-- Start of Entries --

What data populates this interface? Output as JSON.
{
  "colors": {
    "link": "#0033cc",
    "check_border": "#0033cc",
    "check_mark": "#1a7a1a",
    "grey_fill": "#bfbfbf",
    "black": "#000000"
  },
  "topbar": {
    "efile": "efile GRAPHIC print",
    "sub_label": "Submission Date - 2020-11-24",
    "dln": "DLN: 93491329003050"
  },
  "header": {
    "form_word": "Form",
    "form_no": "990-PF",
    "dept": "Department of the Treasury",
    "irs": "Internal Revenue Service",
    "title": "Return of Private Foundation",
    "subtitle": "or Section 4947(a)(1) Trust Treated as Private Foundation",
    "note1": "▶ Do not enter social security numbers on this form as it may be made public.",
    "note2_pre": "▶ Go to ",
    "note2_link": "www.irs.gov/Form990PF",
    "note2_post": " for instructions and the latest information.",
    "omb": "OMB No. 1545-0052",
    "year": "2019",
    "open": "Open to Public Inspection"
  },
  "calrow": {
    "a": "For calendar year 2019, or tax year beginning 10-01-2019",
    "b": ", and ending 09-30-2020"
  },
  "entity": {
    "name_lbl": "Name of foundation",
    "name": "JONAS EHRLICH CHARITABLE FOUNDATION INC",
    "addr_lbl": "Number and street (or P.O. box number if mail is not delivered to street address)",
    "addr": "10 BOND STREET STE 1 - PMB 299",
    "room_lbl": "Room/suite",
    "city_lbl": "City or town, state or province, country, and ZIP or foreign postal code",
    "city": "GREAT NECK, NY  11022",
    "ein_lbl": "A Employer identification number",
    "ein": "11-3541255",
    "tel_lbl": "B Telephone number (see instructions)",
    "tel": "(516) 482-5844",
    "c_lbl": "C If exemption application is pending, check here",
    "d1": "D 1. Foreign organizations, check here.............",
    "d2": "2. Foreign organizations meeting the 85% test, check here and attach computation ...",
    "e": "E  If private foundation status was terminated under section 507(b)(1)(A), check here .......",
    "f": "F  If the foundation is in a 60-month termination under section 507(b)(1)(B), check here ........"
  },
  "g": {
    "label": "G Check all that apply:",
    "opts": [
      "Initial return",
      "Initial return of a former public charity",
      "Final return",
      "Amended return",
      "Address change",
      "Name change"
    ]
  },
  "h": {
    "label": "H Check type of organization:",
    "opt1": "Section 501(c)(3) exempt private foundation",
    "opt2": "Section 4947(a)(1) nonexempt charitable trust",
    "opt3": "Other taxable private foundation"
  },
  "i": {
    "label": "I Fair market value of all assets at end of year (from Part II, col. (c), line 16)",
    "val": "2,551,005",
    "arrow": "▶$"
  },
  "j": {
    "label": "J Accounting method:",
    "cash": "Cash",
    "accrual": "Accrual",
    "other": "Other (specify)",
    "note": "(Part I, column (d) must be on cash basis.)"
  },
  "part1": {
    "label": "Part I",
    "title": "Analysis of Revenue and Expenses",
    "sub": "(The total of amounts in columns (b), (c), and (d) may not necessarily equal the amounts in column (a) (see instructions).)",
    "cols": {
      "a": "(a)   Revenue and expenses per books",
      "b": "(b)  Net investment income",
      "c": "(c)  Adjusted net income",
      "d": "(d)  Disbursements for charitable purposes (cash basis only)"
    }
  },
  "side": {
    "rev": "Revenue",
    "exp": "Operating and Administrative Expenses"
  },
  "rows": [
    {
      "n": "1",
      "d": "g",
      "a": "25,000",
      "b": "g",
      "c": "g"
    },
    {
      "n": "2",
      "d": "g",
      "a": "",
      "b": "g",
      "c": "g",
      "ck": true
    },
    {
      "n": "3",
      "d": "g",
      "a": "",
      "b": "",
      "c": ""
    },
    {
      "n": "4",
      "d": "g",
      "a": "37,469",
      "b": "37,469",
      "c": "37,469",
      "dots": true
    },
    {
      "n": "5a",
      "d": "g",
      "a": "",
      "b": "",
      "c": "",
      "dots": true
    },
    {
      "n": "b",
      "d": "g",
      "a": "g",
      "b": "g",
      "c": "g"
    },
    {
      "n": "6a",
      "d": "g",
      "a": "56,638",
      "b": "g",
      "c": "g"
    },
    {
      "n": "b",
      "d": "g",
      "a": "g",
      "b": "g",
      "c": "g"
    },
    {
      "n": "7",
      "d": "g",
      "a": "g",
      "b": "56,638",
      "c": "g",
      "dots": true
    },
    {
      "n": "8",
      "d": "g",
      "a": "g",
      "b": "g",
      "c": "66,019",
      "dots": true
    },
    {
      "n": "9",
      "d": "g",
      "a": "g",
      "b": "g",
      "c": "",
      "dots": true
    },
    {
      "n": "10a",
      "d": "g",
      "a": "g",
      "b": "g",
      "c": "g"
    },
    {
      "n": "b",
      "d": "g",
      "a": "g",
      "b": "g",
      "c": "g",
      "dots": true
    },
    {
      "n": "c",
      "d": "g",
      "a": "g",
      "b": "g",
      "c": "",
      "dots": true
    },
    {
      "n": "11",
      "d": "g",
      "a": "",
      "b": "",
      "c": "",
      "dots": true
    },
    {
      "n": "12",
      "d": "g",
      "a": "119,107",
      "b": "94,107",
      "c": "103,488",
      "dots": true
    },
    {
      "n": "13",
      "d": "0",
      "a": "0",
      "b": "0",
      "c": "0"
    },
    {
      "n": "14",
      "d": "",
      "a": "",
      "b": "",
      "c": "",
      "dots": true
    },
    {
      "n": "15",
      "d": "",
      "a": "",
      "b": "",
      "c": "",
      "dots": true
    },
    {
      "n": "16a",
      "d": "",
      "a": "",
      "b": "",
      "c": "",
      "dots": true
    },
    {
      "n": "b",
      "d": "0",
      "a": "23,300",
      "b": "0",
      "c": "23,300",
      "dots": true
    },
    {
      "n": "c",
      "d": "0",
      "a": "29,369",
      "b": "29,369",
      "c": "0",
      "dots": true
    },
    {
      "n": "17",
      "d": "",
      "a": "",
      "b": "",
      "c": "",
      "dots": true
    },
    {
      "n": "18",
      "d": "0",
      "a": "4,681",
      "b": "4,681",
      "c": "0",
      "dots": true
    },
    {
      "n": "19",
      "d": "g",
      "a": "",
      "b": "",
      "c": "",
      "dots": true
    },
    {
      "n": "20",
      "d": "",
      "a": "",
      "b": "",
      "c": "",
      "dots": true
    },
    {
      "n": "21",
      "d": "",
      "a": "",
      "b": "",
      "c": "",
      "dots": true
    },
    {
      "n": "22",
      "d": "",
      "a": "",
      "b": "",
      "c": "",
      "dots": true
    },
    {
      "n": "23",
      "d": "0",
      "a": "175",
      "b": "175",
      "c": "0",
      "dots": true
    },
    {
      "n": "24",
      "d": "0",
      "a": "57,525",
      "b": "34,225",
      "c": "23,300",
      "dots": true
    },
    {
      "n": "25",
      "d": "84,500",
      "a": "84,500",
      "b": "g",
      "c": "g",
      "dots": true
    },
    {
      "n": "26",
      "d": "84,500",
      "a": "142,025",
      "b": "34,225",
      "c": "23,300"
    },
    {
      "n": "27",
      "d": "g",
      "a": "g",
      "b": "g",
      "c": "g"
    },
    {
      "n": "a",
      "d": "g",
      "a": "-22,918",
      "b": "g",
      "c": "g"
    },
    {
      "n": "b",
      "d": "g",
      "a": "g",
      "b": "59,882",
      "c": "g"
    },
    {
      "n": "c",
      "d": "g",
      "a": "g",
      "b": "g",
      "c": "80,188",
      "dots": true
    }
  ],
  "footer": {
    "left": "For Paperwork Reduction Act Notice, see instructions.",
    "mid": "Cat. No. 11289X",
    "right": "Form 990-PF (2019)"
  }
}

-- End of Entries --

What you will do >>
From the material above, copy each line that includes the word "Initial".

Solution below >>
      "Initial return",
      "Initial return of a former public charity",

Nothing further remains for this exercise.